_Work to be completed_.
Write out every line of the items below word for word, with no changes.

_Given records_.
+ + +

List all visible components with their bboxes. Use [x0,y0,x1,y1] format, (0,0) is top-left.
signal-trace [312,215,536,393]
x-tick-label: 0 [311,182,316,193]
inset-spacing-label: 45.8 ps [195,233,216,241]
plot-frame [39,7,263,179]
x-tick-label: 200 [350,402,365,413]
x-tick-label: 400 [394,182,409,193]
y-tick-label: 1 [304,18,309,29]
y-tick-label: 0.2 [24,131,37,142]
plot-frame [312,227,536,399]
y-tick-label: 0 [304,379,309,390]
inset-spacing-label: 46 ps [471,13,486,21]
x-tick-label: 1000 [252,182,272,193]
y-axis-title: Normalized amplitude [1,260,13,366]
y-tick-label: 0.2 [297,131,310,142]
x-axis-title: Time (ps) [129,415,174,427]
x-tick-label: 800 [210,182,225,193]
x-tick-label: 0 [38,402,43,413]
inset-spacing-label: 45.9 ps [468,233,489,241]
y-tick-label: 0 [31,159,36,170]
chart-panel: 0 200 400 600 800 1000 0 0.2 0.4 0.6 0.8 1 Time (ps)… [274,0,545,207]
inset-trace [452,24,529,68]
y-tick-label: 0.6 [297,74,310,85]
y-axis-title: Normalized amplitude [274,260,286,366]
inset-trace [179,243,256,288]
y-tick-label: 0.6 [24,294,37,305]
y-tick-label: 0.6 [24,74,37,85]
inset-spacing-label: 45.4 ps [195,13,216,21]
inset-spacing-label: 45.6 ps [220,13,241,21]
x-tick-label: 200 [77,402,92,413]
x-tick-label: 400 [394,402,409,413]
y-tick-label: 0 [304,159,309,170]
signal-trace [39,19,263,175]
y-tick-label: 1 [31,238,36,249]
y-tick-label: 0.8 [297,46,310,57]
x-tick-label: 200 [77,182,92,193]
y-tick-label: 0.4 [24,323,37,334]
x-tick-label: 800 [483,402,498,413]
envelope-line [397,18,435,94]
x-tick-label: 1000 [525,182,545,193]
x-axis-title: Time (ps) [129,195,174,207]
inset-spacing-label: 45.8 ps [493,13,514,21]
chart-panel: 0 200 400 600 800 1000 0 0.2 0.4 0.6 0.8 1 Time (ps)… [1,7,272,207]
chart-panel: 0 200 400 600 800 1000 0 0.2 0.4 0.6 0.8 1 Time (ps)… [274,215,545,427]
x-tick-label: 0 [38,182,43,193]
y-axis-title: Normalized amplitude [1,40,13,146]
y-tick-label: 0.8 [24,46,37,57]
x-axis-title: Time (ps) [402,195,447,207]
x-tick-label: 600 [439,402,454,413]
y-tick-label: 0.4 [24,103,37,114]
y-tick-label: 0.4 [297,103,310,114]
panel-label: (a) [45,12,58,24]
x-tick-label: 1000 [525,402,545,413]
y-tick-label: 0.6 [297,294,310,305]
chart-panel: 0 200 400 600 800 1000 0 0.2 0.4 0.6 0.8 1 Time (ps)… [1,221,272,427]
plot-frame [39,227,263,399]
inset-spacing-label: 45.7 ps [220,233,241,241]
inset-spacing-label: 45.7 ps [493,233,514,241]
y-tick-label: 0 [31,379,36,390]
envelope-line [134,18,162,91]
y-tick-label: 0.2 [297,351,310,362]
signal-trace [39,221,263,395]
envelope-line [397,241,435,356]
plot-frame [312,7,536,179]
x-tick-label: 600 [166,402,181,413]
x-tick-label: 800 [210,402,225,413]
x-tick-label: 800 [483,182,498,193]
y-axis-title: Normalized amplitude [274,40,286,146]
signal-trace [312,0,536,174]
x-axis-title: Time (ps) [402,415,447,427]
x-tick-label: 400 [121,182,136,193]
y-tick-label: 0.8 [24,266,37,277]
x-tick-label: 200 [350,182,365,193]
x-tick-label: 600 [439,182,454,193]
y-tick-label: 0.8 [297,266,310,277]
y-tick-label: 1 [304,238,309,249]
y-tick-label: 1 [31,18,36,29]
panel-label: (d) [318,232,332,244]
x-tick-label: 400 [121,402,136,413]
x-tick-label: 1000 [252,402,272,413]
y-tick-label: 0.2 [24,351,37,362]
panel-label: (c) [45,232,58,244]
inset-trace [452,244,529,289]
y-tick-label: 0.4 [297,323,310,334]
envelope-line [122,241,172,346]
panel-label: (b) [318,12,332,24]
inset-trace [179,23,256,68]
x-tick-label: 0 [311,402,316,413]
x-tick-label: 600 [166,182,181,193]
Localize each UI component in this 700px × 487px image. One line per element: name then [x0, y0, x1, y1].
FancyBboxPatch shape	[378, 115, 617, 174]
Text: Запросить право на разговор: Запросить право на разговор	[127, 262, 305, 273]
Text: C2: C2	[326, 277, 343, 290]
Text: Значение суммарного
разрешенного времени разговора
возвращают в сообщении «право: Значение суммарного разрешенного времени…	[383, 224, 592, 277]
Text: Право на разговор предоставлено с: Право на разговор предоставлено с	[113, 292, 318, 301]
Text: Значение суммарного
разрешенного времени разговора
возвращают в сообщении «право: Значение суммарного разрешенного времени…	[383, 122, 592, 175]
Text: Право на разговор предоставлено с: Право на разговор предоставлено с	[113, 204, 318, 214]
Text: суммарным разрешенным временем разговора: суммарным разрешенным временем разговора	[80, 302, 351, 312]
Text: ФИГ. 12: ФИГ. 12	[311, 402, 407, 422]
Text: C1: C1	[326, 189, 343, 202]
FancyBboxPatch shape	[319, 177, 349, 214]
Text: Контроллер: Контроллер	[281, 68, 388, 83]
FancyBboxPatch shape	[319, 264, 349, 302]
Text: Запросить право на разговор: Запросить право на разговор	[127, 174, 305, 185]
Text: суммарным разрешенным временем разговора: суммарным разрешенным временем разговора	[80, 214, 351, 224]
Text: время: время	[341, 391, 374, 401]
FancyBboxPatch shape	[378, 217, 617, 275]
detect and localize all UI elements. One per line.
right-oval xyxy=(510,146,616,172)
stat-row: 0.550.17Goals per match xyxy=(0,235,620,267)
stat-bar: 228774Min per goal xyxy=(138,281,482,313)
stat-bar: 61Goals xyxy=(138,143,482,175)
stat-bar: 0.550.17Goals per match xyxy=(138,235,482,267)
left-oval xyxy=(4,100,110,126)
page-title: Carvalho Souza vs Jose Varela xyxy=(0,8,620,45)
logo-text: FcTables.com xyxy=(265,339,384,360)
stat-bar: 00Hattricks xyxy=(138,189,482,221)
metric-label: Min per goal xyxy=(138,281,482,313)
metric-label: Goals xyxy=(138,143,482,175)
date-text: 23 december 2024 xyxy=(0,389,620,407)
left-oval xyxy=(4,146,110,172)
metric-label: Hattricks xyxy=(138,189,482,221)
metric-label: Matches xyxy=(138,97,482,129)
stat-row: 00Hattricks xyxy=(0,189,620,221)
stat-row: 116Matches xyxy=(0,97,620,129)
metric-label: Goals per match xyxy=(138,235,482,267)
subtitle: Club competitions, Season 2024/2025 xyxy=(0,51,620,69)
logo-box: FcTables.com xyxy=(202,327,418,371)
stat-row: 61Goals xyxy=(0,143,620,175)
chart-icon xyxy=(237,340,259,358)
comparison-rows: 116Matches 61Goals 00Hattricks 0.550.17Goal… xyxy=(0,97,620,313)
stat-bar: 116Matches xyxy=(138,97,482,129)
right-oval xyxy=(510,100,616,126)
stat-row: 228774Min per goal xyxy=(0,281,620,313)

+ + +

_Answer_.
List all visible components with their bboxes. Use [x0,y0,x1,y1] format, (0,0) is top-left.
signal-trace [312,215,536,393]
x-tick-label: 0 [311,182,316,193]
inset-spacing-label: 45.8 ps [195,233,216,241]
plot-frame [39,7,263,179]
x-tick-label: 200 [350,402,365,413]
x-tick-label: 400 [394,182,409,193]
y-tick-label: 1 [304,18,309,29]
y-tick-label: 0.2 [24,131,37,142]
plot-frame [312,227,536,399]
y-tick-label: 0 [304,379,309,390]
inset-spacing-label: 46 ps [471,13,486,21]
x-tick-label: 1000 [252,182,272,193]
y-axis-title: Normalized amplitude [1,260,13,366]
y-tick-label: 0.2 [297,131,310,142]
x-axis-title: Time (ps) [129,415,174,427]
x-tick-label: 800 [210,182,225,193]
x-tick-label: 0 [38,402,43,413]
inset-spacing-label: 45.9 ps [468,233,489,241]
y-tick-label: 0 [31,159,36,170]
chart-panel: 0 200 400 600 800 1000 0 0.2 0.4 0.6 0.8 1 Time (ps)… [274,0,545,207]
inset-trace [452,24,529,68]
y-tick-label: 0.6 [297,74,310,85]
y-axis-title: Normalized amplitude [274,260,286,366]
inset-trace [179,243,256,288]
y-tick-label: 0.6 [24,294,37,305]
y-tick-label: 0.6 [24,74,37,85]
inset-spacing-label: 45.4 ps [195,13,216,21]
inset-spacing-label: 45.6 ps [220,13,241,21]
x-tick-label: 200 [77,402,92,413]
x-tick-label: 400 [394,402,409,413]
y-tick-label: 0 [304,159,309,170]
signal-trace [39,19,263,175]
y-tick-label: 1 [31,238,36,249]
y-tick-label: 0.8 [297,46,310,57]
x-tick-label: 200 [77,182,92,193]
y-tick-label: 0.4 [24,323,37,334]
x-tick-label: 800 [483,402,498,413]
envelope-line [397,18,435,94]
x-tick-label: 1000 [525,182,545,193]
x-axis-title: Time (ps) [129,195,174,207]
inset-spacing-label: 45.8 ps [493,13,514,21]
chart-panel: 0 200 400 600 800 1000 0 0.2 0.4 0.6 0.8 1 Time (ps)… [1,7,272,207]
chart-panel: 0 200 400 600 800 1000 0 0.2 0.4 0.6 0.8 1 Time (ps)… [274,215,545,427]
x-tick-label: 0 [38,182,43,193]
y-axis-title: Normalized amplitude [1,40,13,146]
y-tick-label: 0.8 [24,46,37,57]
x-axis-title: Time (ps) [402,195,447,207]
x-tick-label: 600 [439,402,454,413]
y-tick-label: 0.4 [24,103,37,114]
y-tick-label: 0.4 [297,103,310,114]
panel-label: (a) [45,12,58,24]
x-tick-label: 1000 [525,402,545,413]
y-tick-label: 0.6 [297,294,310,305]
chart-panel: 0 200 400 600 800 1000 0 0.2 0.4 0.6 0.8 1 Time (ps)… [1,221,272,427]
plot-frame [39,227,263,399]
inset-spacing-label: 45.7 ps [220,233,241,241]
inset-spacing-label: 45.7 ps [493,233,514,241]
y-tick-label: 0 [31,379,36,390]
envelope-line [134,18,162,91]
y-tick-label: 0.2 [297,351,310,362]
signal-trace [39,221,263,395]
envelope-line [397,241,435,356]
plot-frame [312,7,536,179]
x-tick-label: 600 [166,402,181,413]
x-tick-label: 800 [210,402,225,413]
x-tick-label: 800 [483,182,498,193]
y-axis-title: Normalized amplitude [274,40,286,146]
signal-trace [312,0,536,174]
x-axis-title: Time (ps) [402,415,447,427]
x-tick-label: 400 [121,182,136,193]
y-tick-label: 0.8 [24,266,37,277]
x-tick-label: 200 [350,182,365,193]
x-tick-label: 600 [439,182,454,193]
y-tick-label: 0.8 [297,266,310,277]
y-tick-label: 1 [304,238,309,249]
y-tick-label: 1 [31,18,36,29]
panel-label: (d) [318,232,332,244]
x-tick-label: 400 [121,402,136,413]
x-tick-label: 1000 [252,402,272,413]
y-tick-label: 0.2 [24,351,37,362]
panel-label: (c) [45,232,58,244]
inset-trace [452,244,529,289]
y-tick-label: 0.4 [297,323,310,334]
envelope-line [122,241,172,346]
panel-label: (b) [318,12,332,24]
inset-trace [179,23,256,68]
x-tick-label: 0 [311,402,316,413]
x-tick-label: 600 [166,182,181,193]
Localize each UI component in this 700px × 487px image. One line per element: name then [x0, y0, x1, y1].
FancyBboxPatch shape	[378, 115, 617, 174]
Text: Запросить право на разговор: Запросить право на разговор	[127, 262, 305, 273]
Text: C2: C2	[326, 277, 343, 290]
Text: Значение суммарного
разрешенного времени разговора
возвращают в сообщении «право: Значение суммарного разрешенного времени…	[383, 224, 592, 277]
Text: Право на разговор предоставлено с: Право на разговор предоставлено с	[113, 292, 318, 301]
Text: Значение суммарного
разрешенного времени разговора
возвращают в сообщении «право: Значение суммарного разрешенного времени…	[383, 122, 592, 175]
Text: Право на разговор предоставлено с: Право на разговор предоставлено с	[113, 204, 318, 214]
Text: суммарным разрешенным временем разговора: суммарным разрешенным временем разговора	[80, 302, 351, 312]
Text: ФИГ. 12: ФИГ. 12	[311, 402, 407, 422]
Text: C1: C1	[326, 189, 343, 202]
FancyBboxPatch shape	[319, 177, 349, 214]
Text: Контроллер: Контроллер	[281, 68, 388, 83]
FancyBboxPatch shape	[319, 264, 349, 302]
Text: Запросить право на разговор: Запросить право на разговор	[127, 174, 305, 185]
Text: суммарным разрешенным временем разговора: суммарным разрешенным временем разговора	[80, 214, 351, 224]
Text: время: время	[341, 391, 374, 401]
FancyBboxPatch shape	[378, 217, 617, 275]
detect and localize all UI elements. One per line.
right-oval xyxy=(510,146,616,172)
stat-row: 0.550.17Goals per match xyxy=(0,235,620,267)
stat-bar: 228774Min per goal xyxy=(138,281,482,313)
stat-bar: 61Goals xyxy=(138,143,482,175)
stat-bar: 0.550.17Goals per match xyxy=(138,235,482,267)
left-oval xyxy=(4,100,110,126)
page-title: Carvalho Souza vs Jose Varela xyxy=(0,8,620,45)
logo-text: FcTables.com xyxy=(265,339,384,360)
stat-bar: 00Hattricks xyxy=(138,189,482,221)
metric-label: Min per goal xyxy=(138,281,482,313)
metric-label: Goals xyxy=(138,143,482,175)
date-text: 23 december 2024 xyxy=(0,389,620,407)
left-oval xyxy=(4,146,110,172)
metric-label: Hattricks xyxy=(138,189,482,221)
metric-label: Matches xyxy=(138,97,482,129)
stat-row: 00Hattricks xyxy=(0,189,620,221)
stat-row: 116Matches xyxy=(0,97,620,129)
metric-label: Goals per match xyxy=(138,235,482,267)
subtitle: Club competitions, Season 2024/2025 xyxy=(0,51,620,69)
logo-box: FcTables.com xyxy=(202,327,418,371)
stat-row: 61Goals xyxy=(0,143,620,175)
chart-icon xyxy=(237,340,259,358)
comparison-rows: 116Matches 61Goals 00Hattricks 0.550.17Goal… xyxy=(0,97,620,313)
stat-bar: 116Matches xyxy=(138,97,482,129)
right-oval xyxy=(510,100,616,126)
stat-row: 228774Min per goal xyxy=(0,281,620,313)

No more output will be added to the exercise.